>>>>>

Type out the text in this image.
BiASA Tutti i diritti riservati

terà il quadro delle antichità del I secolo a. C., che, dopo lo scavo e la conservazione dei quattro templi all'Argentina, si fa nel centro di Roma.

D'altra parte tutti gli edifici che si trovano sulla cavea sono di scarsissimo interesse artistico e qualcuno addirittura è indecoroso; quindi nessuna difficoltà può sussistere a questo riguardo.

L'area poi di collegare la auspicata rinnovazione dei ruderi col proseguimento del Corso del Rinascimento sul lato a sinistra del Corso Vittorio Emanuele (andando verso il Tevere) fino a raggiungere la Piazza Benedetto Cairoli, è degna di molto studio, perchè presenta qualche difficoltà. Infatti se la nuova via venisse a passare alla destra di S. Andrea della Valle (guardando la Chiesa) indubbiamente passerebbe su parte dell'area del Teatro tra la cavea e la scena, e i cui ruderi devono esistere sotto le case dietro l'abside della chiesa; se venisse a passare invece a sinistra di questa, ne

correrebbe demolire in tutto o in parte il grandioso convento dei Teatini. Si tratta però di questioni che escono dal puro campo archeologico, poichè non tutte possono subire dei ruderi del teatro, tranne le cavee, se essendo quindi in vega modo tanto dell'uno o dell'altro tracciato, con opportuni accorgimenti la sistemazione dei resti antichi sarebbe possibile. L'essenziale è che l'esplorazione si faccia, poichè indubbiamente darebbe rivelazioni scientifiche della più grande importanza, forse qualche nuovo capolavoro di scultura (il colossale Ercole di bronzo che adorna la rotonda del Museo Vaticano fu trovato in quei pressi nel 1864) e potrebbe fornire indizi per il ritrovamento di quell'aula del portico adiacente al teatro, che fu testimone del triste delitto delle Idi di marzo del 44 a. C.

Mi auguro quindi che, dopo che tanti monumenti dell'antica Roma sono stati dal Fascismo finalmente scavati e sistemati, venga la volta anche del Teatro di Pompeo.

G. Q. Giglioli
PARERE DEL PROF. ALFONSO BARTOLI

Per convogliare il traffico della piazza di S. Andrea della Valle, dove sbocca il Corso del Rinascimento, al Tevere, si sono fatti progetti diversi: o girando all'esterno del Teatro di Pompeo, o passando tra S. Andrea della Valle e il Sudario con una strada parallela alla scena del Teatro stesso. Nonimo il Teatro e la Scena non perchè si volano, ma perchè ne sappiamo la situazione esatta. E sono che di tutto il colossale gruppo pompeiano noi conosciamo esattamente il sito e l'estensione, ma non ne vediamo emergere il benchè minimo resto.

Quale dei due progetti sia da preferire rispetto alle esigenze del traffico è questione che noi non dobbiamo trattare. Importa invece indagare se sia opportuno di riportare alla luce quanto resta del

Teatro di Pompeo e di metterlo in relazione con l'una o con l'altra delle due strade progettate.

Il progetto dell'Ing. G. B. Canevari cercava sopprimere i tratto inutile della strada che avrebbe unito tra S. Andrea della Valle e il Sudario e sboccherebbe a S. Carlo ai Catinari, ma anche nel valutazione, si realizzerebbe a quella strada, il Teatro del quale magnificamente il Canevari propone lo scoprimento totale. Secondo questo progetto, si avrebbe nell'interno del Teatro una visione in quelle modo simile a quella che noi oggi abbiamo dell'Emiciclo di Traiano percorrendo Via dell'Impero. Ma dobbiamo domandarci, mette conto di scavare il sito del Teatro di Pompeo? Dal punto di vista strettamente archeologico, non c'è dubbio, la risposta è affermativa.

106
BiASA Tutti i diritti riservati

<<<<<

**Given exercise**
Transcribe the data above in full, exactly.

**Reply**
Type out the text in this image.
BiASA Tutti i diritti riservati

terà il quadro delle antichità del I secolo a. C., che, dopo lo scavo e la conservazione dei quattro templi all'Argentina, si fa nel centro di Roma.

D'altra parte tutti gli edifici che si trovano sulla cavea sono di scarsissimo interesse artistico e qualcuno addirittura è indecoroso; quindi nessuna difficoltà può sussistere a questo riguardo.

L'area poi di collegare la auspicata rinnovazione dei ruderi col proseguimento del Corso del Rinascimento sul lato a sinistra del Corso Vittorio Emanuele (andando verso il Tevere) fino a raggiungere la Piazza Benedetto Cairoli, è degna di molto studio, perchè presenta qualche difficoltà. Infatti se la nuova via venisse a passare alla destra di S. Andrea della Valle (guardando la Chiesa) indubbiamente passerebbe su parte dell'area del Teatro tra la cavea e la scena, e i cui ruderi devono esistere sotto le case dietro l'abside della chiesa; se venisse a passare invece a sinistra di questa, ne

correrebbe demolire in tutto o in parte il grandioso convento dei Teatini. Si tratta però di questioni che escono dal puro campo archeologico, poichè non tutte possono subire dei ruderi del teatro, tranne le cavee, se essendo quindi in vega modo tanto dell'uno o dell'altro tracciato, con opportuni accorgimenti la sistemazione dei resti antichi sarebbe possibile. L'essenziale è che l'esplorazione si faccia, poichè indubbiamente darebbe rivelazioni scientifiche della più grande importanza, forse qualche nuovo capolavoro di scultura (il colossale Ercole di bronzo che adorna la rotonda del Museo Vaticano fu trovato in quei pressi nel 1864) e potrebbe fornire indizi per il ritrovamento di quell'aula del portico adiacente al teatro, che fu testimone del triste delitto delle Idi di marzo del 44 a. C.

Mi auguro quindi che, dopo che tanti monumenti dell'antica Roma sono stati dal Fascismo finalmente scavati e sistemati, venga la volta anche del Teatro di Pompeo.

G. Q. Giglioli
PARERE DEL PROF. ALFONSO BARTOLI

Per convogliare il traffico della piazza di S. Andrea della Valle, dove sbocca il Corso del Rinascimento, al Tevere, si sono fatti progetti diversi: o girando all'esterno del Teatro di Pompeo, o passando tra S. Andrea della Valle e il Sudario con una strada parallela alla scena del Teatro stesso. Nonimo il Teatro e la Scena non perchè si volano, ma perchè ne sappiamo la situazione esatta. E sono che di tutto il colossale gruppo pompeiano noi conosciamo esattamente il sito e l'estensione, ma non ne vediamo emergere il benchè minimo resto.

Quale dei due progetti sia da preferire rispetto alle esigenze del traffico è questione che noi non dobbiamo trattare. Importa invece indagare se sia opportuno di riportare alla luce quanto resta del

Teatro di Pompeo e di metterlo in relazione con l'una o con l'altra delle due strade progettate.

Il progetto dell'Ing. G. B. Canevari cercava sopprimere i tratto inutile della strada che avrebbe unito tra S. Andrea della Valle e il Sudario e sboccherebbe a S. Carlo ai Catinari, ma anche nel valutazione, si realizzerebbe a quella strada, il Teatro del quale magnificamente il Canevari propone lo scoprimento totale. Secondo questo progetto, si avrebbe nell'interno del Teatro una visione in quelle modo simile a quella che noi oggi abbiamo dell'Emiciclo di Traiano percorrendo Via dell'Impero. Ma dobbiamo domandarci, mette conto di scavare il sito del Teatro di Pompeo? Dal punto di vista strettamente archeologico, non c'è dubbio, la risposta è affermativa.

106
BiASA Tutti i diritti riservati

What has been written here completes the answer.